Given request 1:
List the kinds of borders or borderlands that the quotation in the text on living in the Borderlands says are not particular to the Southwest.
Given request 2:
Continue the text on living in the Borderlands from the point where it ends.

Document:
################

Gloria Anzaldúa writes:

"The actual physical borderland that I'm dealing with in this book is the Texas-U.S Southwest/Mexican border. The psychological borders, the sexual borderlands and the spiritual borderlands are not particular to the Southwest. In fact, the Borderlands are physically present wherever two or more cultures edge each other, where people of different races occupy the same territory, where under, lower, middle and upper classes touch, where the space between two individuals shrinks with intimacy" (1999, preface).

So what does it mean to live in the Borderlands? How does this dual identity work when you are moving between languages, cultures and places? Gloria Anzaldúa writes about the borders as more as simply a line on a map, or a fence dividing two people. Borders exist in all of us, crossings of physical and emotional borders change us, shape who we are, and steers us in the direction we are heading. When reading her work, it feels universal. No matter which side of a border you live on, you are a part of that society. Just as I am and was a part of the Norwegian-Russian border, but I have also lived by the Norwegian-Finish border, and the Norwegian-Swedish border. When you live by several borders, it is hard not to notice the differences. Two borders are open, unless you have something that needs to go through customs, but the nearest one you need to show your passport and papers that show that you are allowed to pass. Crossing a border where people stand around with guns on one side, and where you only see people behind the desk on the other side is weird. In retrospective I know that there were soldiers on both sides watching, but then we did not think of the Norwegian soldiers on the border. I remember driving towards Murmansk, and a Russian soldier hitched hiked with us, because it was a long way to walk to the next city. We had just seen the soldiers standing around with their rifles and looking serious, so we were both a bit scared and a bit excited about it (he did not have a rifle in the car though), but it made the next crossing of the border less scary. I remember hanging around playgrounds in Belomorsk (Беломо́рск). We in the Norwegian group only spoke a few words in Russian, and were fairly good in English, and the Russians could speak a bit of English, but it ended up being a mix of all three languages and a lot of body language. We exchanged a lot of swearing words. That is the nice side of it. We also saw how a lot of those kids lived. We were not rich kids, but there was a clear difference in living standards across the border. I did not know what to expect, but I was shocked the first time I went to Murmansk. You had a row of houses, shops and hotels; on one side it was nice, new and clean, and on the other side it was dirty, wrecked and old.

################

Dataset entries:
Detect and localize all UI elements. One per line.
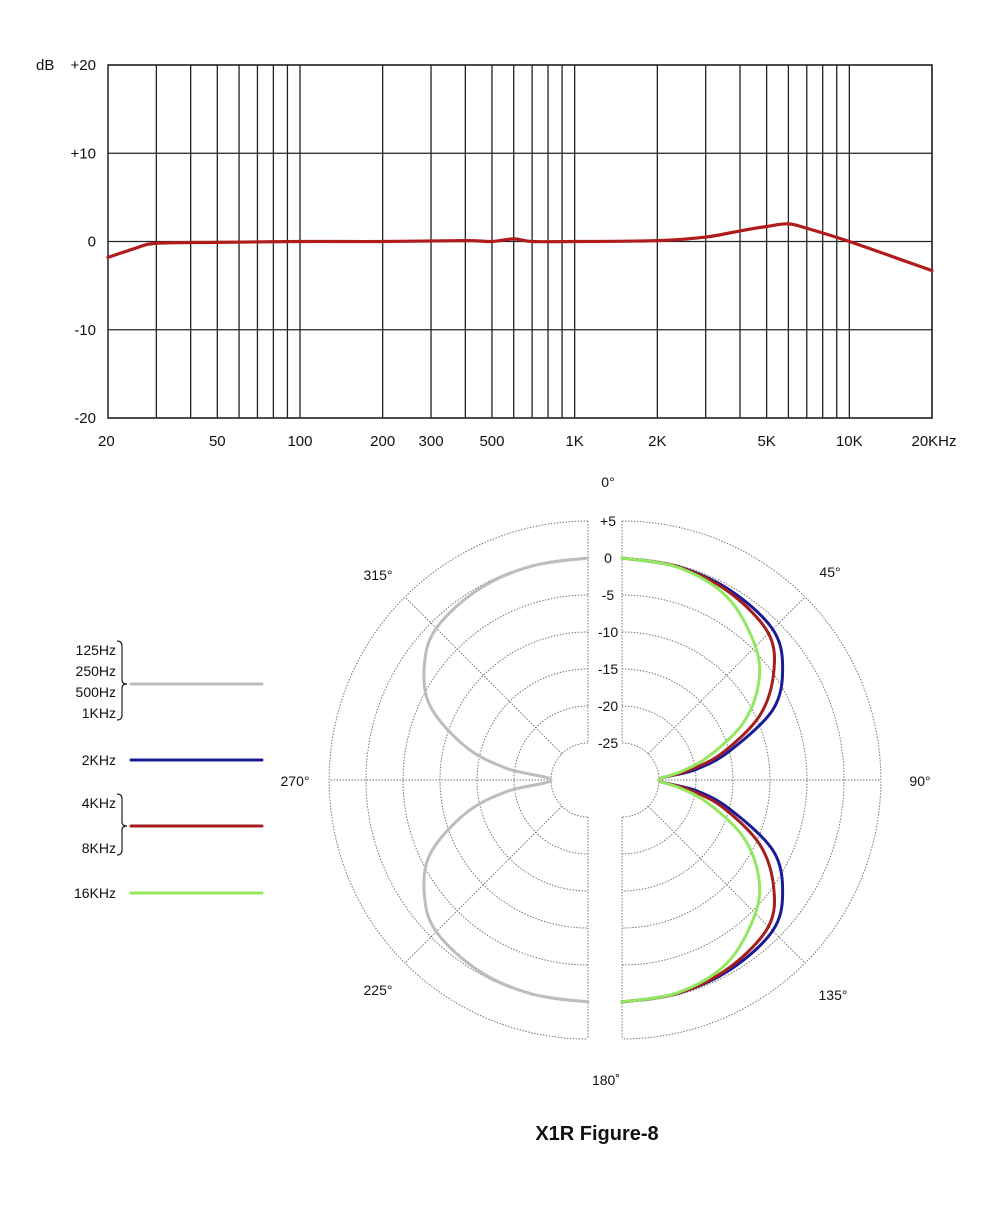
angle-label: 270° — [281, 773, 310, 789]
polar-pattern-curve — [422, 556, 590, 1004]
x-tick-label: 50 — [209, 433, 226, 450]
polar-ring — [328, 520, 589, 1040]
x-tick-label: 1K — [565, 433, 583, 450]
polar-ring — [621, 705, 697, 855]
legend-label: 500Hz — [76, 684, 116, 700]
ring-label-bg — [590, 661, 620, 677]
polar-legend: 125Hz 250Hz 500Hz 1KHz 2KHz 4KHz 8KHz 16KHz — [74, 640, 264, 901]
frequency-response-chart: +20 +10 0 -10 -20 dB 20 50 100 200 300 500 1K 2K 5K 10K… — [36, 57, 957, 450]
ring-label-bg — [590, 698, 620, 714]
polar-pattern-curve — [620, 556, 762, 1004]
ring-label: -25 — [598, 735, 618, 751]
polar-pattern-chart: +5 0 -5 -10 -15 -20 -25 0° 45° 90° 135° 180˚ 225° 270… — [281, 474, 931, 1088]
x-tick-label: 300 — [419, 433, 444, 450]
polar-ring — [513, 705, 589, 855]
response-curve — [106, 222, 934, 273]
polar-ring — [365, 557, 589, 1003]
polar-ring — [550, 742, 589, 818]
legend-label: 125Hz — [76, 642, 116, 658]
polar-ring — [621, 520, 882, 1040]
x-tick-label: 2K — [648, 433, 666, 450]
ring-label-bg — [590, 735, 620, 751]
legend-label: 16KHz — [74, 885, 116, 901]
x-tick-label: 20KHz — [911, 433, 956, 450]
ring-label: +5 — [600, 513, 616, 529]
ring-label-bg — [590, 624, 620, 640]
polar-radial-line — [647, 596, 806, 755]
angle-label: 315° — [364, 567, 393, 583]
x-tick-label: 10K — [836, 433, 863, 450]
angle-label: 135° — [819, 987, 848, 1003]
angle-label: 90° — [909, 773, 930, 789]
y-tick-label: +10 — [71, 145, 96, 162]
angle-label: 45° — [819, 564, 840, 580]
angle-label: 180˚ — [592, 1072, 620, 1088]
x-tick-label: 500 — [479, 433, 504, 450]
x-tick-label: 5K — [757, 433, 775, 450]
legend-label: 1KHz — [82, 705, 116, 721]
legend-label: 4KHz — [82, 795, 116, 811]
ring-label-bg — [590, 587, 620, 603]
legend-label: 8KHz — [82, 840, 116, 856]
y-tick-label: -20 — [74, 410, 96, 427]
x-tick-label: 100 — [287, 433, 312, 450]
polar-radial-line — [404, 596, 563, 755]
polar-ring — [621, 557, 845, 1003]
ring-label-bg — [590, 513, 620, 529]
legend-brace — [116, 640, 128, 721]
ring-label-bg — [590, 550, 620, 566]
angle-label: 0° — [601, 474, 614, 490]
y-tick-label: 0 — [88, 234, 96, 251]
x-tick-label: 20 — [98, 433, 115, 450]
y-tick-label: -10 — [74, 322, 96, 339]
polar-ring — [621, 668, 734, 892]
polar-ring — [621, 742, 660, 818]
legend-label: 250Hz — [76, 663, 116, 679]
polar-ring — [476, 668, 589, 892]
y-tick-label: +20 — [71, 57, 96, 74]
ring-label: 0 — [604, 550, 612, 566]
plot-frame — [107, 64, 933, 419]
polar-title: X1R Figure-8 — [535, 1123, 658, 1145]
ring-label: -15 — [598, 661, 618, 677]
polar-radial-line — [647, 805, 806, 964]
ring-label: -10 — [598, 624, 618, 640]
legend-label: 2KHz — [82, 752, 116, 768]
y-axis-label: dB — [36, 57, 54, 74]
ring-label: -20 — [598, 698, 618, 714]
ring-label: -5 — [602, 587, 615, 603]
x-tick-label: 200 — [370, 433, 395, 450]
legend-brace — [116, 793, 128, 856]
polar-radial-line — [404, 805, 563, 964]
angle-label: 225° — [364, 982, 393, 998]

################

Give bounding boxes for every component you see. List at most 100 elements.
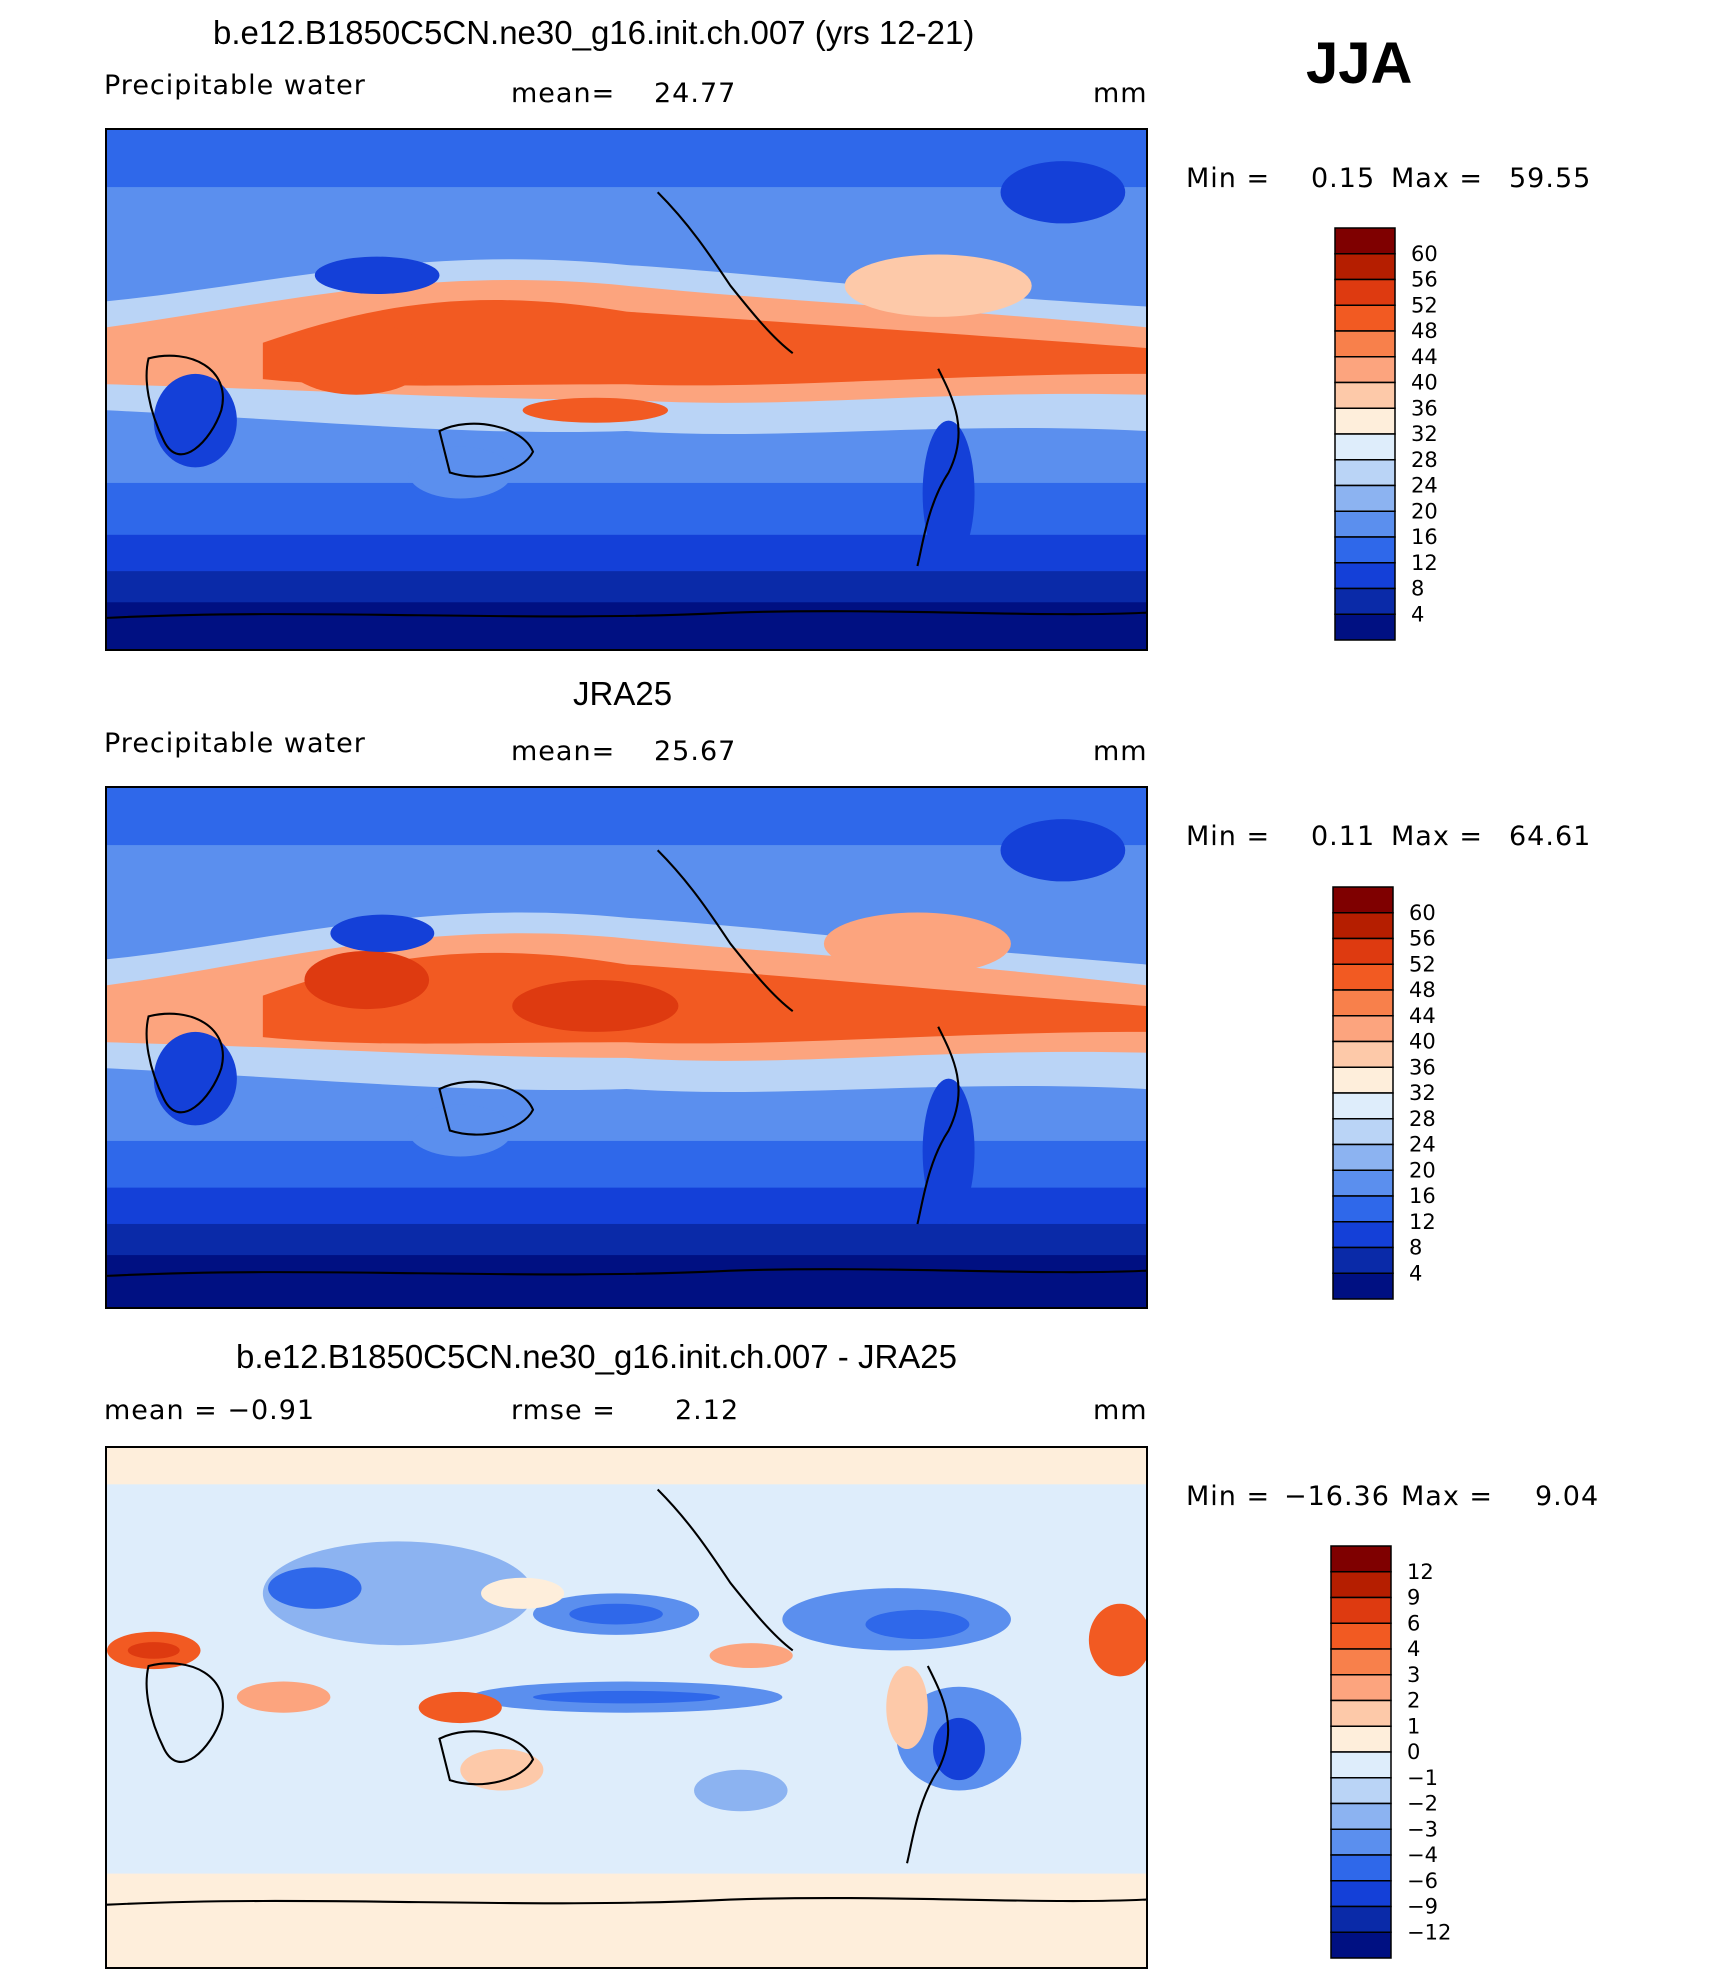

################

Response 1:
psychological borders
sexual borderlands
spiritual borderlands

Response 2:
Gloria Anzaldúa describes a borderland where the citizens inhabit several ethnicities, but they are not accepted by either one. The border seems to be a harsh and unfriendly place, but her poems and writings are also about hope and a call for change.

The poem, To live in the Borderlands means you (Anzaldúa), is a part of a book called Borderlands-La Frontrera, The New Mestiza, which is the book the first quote comes from. The poem sums up what the book is about, namely how to survive the Borderlands. To survive Anzaldúa wants people to fight the status quo, and to fight the urges that can come with hopelessness: "living in the Borderlands you fight hard to resist the gold elixir beckoning from the bottle, the pull of the gun barrel, the rope crushing your hollow of your throat" (Anzaldúa 216-217), "To survive the Borderlands you must live sin fronteras(without borders) be a crossroads"(ibid). You must not give in to hopelessness; you must fight, adapt and accept your dual identity.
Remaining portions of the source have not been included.